→ Prompt:
Output every line below without omitting or altering anything.
'''
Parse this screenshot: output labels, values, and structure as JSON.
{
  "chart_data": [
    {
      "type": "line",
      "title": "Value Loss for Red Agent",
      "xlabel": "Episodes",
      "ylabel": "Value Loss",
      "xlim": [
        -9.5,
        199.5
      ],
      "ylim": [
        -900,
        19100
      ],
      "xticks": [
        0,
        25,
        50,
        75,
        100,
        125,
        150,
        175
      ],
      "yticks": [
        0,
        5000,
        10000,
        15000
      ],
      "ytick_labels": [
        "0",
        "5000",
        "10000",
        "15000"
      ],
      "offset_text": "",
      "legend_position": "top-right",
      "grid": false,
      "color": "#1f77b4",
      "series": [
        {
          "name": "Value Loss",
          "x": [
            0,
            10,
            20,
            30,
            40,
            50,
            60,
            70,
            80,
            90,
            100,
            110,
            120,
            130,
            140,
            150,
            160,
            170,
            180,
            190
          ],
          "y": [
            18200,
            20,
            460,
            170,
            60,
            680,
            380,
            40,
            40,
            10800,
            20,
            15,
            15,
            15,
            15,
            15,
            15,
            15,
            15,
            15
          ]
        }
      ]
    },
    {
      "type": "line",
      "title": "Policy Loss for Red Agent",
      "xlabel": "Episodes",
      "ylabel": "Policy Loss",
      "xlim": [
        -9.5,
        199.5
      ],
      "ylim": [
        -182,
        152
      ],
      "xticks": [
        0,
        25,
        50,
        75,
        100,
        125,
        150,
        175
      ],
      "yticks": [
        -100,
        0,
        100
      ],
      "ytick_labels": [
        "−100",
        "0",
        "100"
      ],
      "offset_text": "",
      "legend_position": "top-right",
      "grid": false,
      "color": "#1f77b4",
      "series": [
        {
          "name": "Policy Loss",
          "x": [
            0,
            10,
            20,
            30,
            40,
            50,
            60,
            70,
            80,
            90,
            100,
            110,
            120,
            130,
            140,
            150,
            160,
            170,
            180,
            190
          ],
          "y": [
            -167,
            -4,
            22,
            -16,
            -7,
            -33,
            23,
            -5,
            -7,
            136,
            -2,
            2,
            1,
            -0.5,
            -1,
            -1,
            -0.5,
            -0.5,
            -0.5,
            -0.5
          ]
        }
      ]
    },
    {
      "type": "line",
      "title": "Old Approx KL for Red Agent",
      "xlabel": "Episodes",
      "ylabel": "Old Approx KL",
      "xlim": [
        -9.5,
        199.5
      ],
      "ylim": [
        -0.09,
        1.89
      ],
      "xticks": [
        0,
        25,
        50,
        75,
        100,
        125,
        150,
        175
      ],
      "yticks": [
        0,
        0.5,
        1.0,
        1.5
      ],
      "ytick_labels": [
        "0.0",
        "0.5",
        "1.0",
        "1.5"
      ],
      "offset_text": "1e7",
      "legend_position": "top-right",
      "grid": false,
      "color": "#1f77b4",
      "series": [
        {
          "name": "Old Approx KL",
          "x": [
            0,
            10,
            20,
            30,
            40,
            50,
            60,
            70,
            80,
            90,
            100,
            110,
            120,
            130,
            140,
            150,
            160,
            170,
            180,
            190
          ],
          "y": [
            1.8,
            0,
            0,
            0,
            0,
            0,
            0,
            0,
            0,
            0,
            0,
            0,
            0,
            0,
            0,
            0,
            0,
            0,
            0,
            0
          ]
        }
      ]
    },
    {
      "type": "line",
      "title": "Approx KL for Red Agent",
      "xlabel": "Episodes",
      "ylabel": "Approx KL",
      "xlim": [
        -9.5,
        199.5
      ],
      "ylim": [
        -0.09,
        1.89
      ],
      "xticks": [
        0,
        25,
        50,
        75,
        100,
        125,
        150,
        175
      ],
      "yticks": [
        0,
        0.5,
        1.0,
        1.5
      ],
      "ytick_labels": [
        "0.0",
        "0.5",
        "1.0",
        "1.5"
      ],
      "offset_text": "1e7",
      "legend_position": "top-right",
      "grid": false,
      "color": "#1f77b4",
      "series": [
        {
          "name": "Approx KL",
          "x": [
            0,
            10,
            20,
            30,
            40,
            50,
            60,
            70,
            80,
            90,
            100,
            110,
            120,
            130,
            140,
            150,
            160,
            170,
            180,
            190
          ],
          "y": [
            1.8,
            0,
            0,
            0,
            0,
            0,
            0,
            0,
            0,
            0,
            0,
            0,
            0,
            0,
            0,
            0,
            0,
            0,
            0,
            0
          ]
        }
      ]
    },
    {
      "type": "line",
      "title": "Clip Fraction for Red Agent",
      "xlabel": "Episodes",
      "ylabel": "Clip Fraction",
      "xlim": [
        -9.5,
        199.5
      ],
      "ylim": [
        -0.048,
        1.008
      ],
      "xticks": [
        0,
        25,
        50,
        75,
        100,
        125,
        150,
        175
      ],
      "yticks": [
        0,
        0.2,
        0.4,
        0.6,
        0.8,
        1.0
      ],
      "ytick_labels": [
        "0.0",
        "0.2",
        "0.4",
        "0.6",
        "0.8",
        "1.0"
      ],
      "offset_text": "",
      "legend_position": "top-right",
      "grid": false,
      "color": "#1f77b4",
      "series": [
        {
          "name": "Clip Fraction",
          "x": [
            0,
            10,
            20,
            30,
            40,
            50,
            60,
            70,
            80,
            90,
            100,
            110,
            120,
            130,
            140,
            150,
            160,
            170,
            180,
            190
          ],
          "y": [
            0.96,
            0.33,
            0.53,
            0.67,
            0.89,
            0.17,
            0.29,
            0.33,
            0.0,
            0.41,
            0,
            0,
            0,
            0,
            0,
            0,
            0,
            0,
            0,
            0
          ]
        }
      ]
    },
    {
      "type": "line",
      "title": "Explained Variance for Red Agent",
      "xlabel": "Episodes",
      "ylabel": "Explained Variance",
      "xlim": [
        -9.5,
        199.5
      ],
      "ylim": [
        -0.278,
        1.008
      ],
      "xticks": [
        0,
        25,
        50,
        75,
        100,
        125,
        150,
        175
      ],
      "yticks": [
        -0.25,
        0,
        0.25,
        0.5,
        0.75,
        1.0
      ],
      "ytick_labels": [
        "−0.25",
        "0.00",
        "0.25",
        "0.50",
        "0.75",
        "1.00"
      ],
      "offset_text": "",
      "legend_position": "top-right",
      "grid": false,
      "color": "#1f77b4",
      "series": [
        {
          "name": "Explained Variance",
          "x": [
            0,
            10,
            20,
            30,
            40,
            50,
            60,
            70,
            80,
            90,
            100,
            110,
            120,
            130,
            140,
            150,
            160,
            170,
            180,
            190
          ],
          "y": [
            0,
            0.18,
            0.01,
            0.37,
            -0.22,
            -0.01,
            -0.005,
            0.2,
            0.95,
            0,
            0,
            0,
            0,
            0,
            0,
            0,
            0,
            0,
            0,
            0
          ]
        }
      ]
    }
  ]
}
'''
→ Task result:
Parse this screenshot: output labels, values, and structure as JSON.
{
  "chart_data": [
    {
      "type": "line",
      "title": "Value Loss for Red Agent",
      "xlabel": "Episodes",
      "ylabel": "Value Loss",
      "xlim": [
        -9.5,
        199.5
      ],
      "ylim": [
        -900,
        19100
      ],
      "xticks": [
        0,
        25,
        50,
        75,
        100,
        125,
        150,
        175
      ],
      "yticks": [
        0,
        5000,
        10000,
        15000
      ],
      "ytick_labels": [
        "0",
        "5000",
        "10000",
        "15000"
      ],
      "offset_text": "",
      "legend_position": "top-right",
      "grid": false,
      "color": "#1f77b4",
      "series": [
        {
          "name": "Value Loss",
          "x": [
            0,
            10,
            20,
            30,
            40,
            50,
            60,
            70,
            80,
            90,
            100,
            110,
            120,
            130,
            140,
            150,
            160,
            170,
            180,
            190
          ],
          "y": [
            18200,
            20,
            460,
            170,
            60,
            680,
            380,
            40,
            40,
            10800,
            20,
            15,
            15,
            15,
            15,
            15,
            15,
            15,
            15,
            15
          ]
        }
      ]
    },
    {
      "type": "line",
      "title": "Policy Loss for Red Agent",
      "xlabel": "Episodes",
      "ylabel": "Policy Loss",
      "xlim": [
        -9.5,
        199.5
      ],
      "ylim": [
        -182,
        152
      ],
      "xticks": [
        0,
        25,
        50,
        75,
        100,
        125,
        150,
        175
      ],
      "yticks": [
        -100,
        0,
        100
      ],
      "ytick_labels": [
        "−100",
        "0",
        "100"
      ],
      "offset_text": "",
      "legend_position": "top-right",
      "grid": false,
      "color": "#1f77b4",
      "series": [
        {
          "name": "Policy Loss",
          "x": [
            0,
            10,
            20,
            30,
            40,
            50,
            60,
            70,
            80,
            90,
            100,
            110,
            120,
            130,
            140,
            150,
            160,
            170,
            180,
            190
          ],
          "y": [
            -167,
            -4,
            22,
            -16,
            -7,
            -33,
            23,
            -5,
            -7,
            136,
            -2,
            2,
            1,
            -0.5,
            -1,
            -1,
            -0.5,
            -0.5,
            -0.5,
            -0.5
          ]
        }
      ]
    },
    {
      "type": "line",
      "title": "Old Approx KL for Red Agent",
      "xlabel": "Episodes",
      "ylabel": "Old Approx KL",
      "xlim": [
        -9.5,
        199.5
      ],
      "ylim": [
        -0.09,
        1.89
      ],
      "xticks": [
        0,
        25,
        50,
        75,
        100,
        125,
        150,
        175
      ],
      "yticks": [
        0,
        0.5,
        1.0,
        1.5
      ],
      "ytick_labels": [
        "0.0",
        "0.5",
        "1.0",
        "1.5"
      ],
      "offset_text": "1e7",
      "legend_position": "top-right",
      "grid": false,
      "color": "#1f77b4",
      "series": [
        {
          "name": "Old Approx KL",
          "x": [
            0,
            10,
            20,
            30,
            40,
            50,
            60,
            70,
            80,
            90,
            100,
            110,
            120,
            130,
            140,
            150,
            160,
            170,
            180,
            190
          ],
          "y": [
            1.8,
            0,
            0,
            0,
            0,
            0,
            0,
            0,
            0,
            0,
            0,
            0,
            0,
            0,
            0,
            0,
            0,
            0,
            0,
            0
          ]
        }
      ]
    },
    {
      "type": "line",
      "title": "Approx KL for Red Agent",
      "xlabel": "Episodes",
      "ylabel": "Approx KL",
      "xlim": [
        -9.5,
        199.5
      ],
      "ylim": [
        -0.09,
        1.89
      ],
      "xticks": [
        0,
        25,
        50,
        75,
        100,
        125,
        150,
        175
      ],
      "yticks": [
        0,
        0.5,
        1.0,
        1.5
      ],
      "ytick_labels": [
        "0.0",
        "0.5",
        "1.0",
        "1.5"
      ],
      "offset_text": "1e7",
      "legend_position": "top-right",
      "grid": false,
      "color": "#1f77b4",
      "series": [
        {
          "name": "Approx KL",
          "x": [
            0,
            10,
            20,
            30,
            40,
            50,
            60,
            70,
            80,
            90,
            100,
            110,
            120,
            130,
            140,
            150,
            160,
            170,
            180,
            190
          ],
          "y": [
            1.8,
            0,
            0,
            0,
            0,
            0,
            0,
            0,
            0,
            0,
            0,
            0,
            0,
            0,
            0,
            0,
            0,
            0,
            0,
            0
          ]
        }
      ]
    },
    {
      "type": "line",
      "title": "Clip Fraction for Red Agent",
      "xlabel": "Episodes",
      "ylabel": "Clip Fraction",
      "xlim": [
        -9.5,
        199.5
      ],
      "ylim": [
        -0.048,
        1.008
      ],
      "xticks": [
        0,
        25,
        50,
        75,
        100,
        125,
        150,
        175
      ],
      "yticks": [
        0,
        0.2,
        0.4,
        0.6,
        0.8,
        1.0
      ],
      "ytick_labels": [
        "0.0",
        "0.2",
        "0.4",
        "0.6",
        "0.8",
        "1.0"
      ],
      "offset_text": "",
      "legend_position": "top-right",
      "grid": false,
      "color": "#1f77b4",
      "series": [
        {
          "name": "Clip Fraction",
          "x": [
            0,
            10,
            20,
            30,
            40,
            50,
            60,
            70,
            80,
            90,
            100,
            110,
            120,
            130,
            140,
            150,
            160,
            170,
            180,
            190
          ],
          "y": [
            0.96,
            0.33,
            0.53,
            0.67,
            0.89,
            0.17,
            0.29,
            0.33,
            0.0,
            0.41,
            0,
            0,
            0,
            0,
            0,
            0,
            0,
            0,
            0,
            0
          ]
        }
      ]
    },
    {
      "type": "line",
      "title": "Explained Variance for Red Agent",
      "xlabel": "Episodes",
      "ylabel": "Explained Variance",
      "xlim": [
        -9.5,
        199.5
      ],
      "ylim": [
        -0.278,
        1.008
      ],
      "xticks": [
        0,
        25,
        50,
        75,
        100,
        125,
        150,
        175
      ],
      "yticks": [
        -0.25,
        0,
        0.25,
        0.5,
        0.75,
        1.0
      ],
      "ytick_labels": [
        "−0.25",
        "0.00",
        "0.25",
        "0.50",
        "0.75",
        "1.00"
      ],
      "offset_text": "",
      "legend_position": "top-right",
      "grid": false,
      "color": "#1f77b4",
      "series": [
        {
          "name": "Explained Variance",
          "x": [
            0,
            10,
            20,
            30,
            40,
            50,
            60,
            70,
            80,
            90,
            100,
            110,
            120,
            130,
            140,
            150,
            160,
            170,
            180,
            190
          ],
          "y": [
            0,
            0.18,
            0.01,
            0.37,
            -0.22,
            -0.01,
            -0.005,
            0.2,
            0.95,
            0,
            0,
            0,
            0,
            0,
            0,
            0,
            0,
            0,
            0,
            0
          ]
        }
      ]
    }
  ]
}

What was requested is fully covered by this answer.